-- START OF DATA ENTRIES --

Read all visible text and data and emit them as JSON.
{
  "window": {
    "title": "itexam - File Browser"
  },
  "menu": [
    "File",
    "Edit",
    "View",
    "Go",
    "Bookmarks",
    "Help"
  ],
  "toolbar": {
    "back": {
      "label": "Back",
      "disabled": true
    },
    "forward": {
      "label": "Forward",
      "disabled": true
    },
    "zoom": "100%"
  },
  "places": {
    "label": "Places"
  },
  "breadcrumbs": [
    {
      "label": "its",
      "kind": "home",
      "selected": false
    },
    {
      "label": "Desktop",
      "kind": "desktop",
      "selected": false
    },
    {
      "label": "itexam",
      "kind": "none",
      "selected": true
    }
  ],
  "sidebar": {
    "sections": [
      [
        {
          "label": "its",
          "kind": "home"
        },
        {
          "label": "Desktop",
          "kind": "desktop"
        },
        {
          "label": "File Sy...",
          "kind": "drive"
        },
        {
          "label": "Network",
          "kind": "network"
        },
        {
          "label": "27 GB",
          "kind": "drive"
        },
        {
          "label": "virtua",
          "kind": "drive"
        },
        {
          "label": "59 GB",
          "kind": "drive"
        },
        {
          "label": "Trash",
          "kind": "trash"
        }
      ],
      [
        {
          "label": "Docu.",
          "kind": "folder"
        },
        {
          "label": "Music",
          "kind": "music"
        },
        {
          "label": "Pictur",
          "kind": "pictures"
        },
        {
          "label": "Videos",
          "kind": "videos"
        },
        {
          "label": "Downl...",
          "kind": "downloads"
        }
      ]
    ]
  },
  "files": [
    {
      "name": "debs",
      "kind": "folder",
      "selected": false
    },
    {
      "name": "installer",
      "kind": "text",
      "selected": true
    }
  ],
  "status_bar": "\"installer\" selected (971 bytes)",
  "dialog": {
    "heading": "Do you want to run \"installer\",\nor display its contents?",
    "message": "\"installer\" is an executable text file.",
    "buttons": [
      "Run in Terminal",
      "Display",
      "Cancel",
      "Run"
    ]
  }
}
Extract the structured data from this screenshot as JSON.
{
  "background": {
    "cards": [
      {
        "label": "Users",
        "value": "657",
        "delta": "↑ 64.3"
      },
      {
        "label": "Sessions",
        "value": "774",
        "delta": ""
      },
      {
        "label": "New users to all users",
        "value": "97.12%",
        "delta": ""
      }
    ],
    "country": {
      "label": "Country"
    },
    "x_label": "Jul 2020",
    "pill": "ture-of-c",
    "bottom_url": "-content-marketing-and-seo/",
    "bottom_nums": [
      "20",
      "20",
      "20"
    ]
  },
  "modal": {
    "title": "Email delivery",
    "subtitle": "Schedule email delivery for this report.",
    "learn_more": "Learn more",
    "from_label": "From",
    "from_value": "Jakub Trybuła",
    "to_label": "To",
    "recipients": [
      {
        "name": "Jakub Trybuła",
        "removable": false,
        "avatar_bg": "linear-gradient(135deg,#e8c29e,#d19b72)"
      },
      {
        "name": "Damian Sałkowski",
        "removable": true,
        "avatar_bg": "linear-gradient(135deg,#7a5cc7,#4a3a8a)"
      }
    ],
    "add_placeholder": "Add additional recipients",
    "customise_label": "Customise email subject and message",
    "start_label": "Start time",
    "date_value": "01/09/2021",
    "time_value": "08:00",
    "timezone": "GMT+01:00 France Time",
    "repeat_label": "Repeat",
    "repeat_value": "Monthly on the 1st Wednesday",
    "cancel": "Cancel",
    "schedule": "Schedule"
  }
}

-- END OF DATA ENTRIES --

# REQUEST
Report only how many lines in the listing contain the string "text".

# RESULT OF THE TASK
3